TEXTE FOURNI |

———

— Par Jean-Marie Nol, économiste —
Le vent du changement semble vouloir souffler sur l’archipel guadeloupéen, et avec lui, une proposition audacieuse : la fusion du département et de la région pour former une assemblée unique. Cependant, derrière cette idée en apparence prometteuse de simplification administrative se cachent des enjeux complexes de mise en œuvre d’une véritable autonomie de la Guadeloupe et des incertitudes profondes sur le maintien en l’état des transferts financiers de la France hexagonale qui devrait alimenter un débat polarisé de la sortie du cadre départemental au sein de la population lors du congrès des élus de juin prochain. En effet en aucun cas l’assemblée unique ne peut trouver de justification en dehors d’un processus d’autonomie de la Guadeloupe dans le cadre de l’actuel article 74 de la constitution. Vouloir faire croire que nous serions en présence d’une simple réforme administrative, c’est tromper la vigilance de la population Guadeloupéenne ( chat an sak ).

———

CONSIGNE 1 | Repérez dans les données chaque ligne où figure le mot « water » et recopiez-la en entier. Les majuscules et les minuscules comptent.
Le texte fourni et les données n'ont aucun lien entre eux.

———

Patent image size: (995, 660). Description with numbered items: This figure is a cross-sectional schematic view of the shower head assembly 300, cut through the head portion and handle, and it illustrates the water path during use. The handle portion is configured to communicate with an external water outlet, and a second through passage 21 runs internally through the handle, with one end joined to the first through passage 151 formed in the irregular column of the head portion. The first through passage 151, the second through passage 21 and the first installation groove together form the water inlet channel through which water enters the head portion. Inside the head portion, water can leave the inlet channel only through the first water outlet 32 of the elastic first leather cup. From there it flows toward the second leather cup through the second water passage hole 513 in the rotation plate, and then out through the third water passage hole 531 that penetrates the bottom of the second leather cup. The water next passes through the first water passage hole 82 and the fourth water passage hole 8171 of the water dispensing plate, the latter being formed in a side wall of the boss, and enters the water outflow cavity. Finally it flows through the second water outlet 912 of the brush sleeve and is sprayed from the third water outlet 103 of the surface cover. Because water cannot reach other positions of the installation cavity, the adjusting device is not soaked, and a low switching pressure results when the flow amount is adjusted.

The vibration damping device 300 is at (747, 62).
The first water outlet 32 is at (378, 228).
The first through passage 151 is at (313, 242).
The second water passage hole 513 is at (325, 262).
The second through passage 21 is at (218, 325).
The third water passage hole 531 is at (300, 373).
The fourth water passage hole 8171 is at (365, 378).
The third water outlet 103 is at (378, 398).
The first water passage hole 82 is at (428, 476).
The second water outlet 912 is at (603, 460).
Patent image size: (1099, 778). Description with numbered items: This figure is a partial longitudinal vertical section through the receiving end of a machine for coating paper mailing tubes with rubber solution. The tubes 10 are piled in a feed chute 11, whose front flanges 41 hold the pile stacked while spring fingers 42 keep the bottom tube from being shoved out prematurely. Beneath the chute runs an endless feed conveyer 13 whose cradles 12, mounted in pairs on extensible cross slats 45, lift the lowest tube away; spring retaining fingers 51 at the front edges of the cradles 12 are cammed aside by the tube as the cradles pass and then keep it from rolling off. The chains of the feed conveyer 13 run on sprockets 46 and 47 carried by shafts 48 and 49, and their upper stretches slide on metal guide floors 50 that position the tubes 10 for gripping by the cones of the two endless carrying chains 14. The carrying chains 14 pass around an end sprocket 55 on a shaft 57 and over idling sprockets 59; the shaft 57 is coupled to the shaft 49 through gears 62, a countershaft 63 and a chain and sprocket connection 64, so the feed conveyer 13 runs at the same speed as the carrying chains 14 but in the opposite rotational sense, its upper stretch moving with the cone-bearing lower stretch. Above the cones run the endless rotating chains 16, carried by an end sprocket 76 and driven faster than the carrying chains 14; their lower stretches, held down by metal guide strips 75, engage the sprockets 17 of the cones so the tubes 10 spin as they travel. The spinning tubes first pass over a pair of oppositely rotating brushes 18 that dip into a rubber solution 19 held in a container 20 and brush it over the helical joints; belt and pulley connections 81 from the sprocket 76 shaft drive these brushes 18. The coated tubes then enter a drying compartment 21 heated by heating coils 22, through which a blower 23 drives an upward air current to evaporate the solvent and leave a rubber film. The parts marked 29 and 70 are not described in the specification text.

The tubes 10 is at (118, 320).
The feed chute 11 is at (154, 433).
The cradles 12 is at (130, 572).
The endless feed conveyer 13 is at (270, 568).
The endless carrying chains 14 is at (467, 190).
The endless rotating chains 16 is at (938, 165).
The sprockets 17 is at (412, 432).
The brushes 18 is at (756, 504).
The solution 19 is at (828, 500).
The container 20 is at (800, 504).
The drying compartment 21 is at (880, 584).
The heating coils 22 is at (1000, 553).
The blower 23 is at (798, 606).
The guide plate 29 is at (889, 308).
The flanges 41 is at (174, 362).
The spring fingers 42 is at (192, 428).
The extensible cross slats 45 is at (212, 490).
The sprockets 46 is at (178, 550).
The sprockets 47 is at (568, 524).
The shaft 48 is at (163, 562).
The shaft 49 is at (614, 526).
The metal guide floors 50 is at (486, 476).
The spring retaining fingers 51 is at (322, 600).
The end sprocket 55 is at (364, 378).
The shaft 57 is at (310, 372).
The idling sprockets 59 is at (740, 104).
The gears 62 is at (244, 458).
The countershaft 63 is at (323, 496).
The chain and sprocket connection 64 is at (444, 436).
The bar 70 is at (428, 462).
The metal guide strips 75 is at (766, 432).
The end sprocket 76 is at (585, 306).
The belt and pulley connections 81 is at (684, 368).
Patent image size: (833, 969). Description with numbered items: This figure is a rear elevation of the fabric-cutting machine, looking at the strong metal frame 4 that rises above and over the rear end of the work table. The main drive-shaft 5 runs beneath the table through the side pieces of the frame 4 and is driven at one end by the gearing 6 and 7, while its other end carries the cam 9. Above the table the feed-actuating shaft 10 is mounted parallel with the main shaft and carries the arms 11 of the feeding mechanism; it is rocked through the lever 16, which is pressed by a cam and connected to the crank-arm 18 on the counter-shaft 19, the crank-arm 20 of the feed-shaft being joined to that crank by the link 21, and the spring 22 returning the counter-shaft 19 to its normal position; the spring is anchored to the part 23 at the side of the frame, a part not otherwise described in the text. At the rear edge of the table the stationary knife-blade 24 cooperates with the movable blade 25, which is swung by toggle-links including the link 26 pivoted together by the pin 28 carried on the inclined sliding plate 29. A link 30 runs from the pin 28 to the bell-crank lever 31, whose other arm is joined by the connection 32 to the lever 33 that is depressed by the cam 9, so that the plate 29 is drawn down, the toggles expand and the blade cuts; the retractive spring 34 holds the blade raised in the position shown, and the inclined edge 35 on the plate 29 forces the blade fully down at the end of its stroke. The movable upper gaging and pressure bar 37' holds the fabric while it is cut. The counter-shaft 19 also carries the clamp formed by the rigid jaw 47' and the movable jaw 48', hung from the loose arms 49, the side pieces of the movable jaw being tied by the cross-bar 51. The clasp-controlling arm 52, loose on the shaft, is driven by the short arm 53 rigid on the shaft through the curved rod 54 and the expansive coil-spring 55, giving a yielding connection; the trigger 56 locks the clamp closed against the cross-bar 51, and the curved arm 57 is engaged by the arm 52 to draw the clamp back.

———

CONSIGNE 2 | D'après le texte fourni, quel article de la Constitution est présenté comme le cadre d'un processus d'autonomie de la Guadeloupe ?

BONNE RÉPONSE 1 |
Patent image size: (995, 660). Description with numbered items: This figure is a cross-sectional schematic view of the shower head assembly 300, cut through the head portion and handle, and it illustrates the water path during use. The handle portion is configured to communicate with an external water outlet, and a second through passage 21 runs internally through the handle, with one end joined to the first through passage 151 formed in the irregular column of the head portion. The first through passage 151, the second through passage 21 and the first installation groove together form the water inlet channel through which water enters the head portion. Inside the head portion, water can leave the inlet channel only through the first water outlet 32 of the elastic first leather cup. From there it flows toward the second leather cup through the second water passage hole 513 in the rotation plate, and then out through the third water passage hole 531 that penetrates the bottom of the second leather cup. The water next passes through the first water passage hole 82 and the fourth water passage hole 8171 of the water dispensing plate, the latter being formed in a side wall of the boss, and enters the water outflow cavity. Finally it flows through the second water outlet 912 of the brush sleeve and is sprayed from the third water outlet 103 of the surface cover. Because water cannot reach other positions of the installation cavity, the adjusting device is not soaked, and a low switching pressure results when the flow amount is adjusted.
The first water outlet 32 is at (378, 228).
The second water passage hole 513 is at (325, 262).
The third water passage hole 531 is at (300, 373).
The fourth water passage hole 8171 is at (365, 378).
The third water outlet 103 is at (378, 398).
The first water passage hole 82 is at (428, 476).
The second water outlet 912 is at (603, 460).

BONNE RÉPONSE 2 | L'article 74 de la Constitution.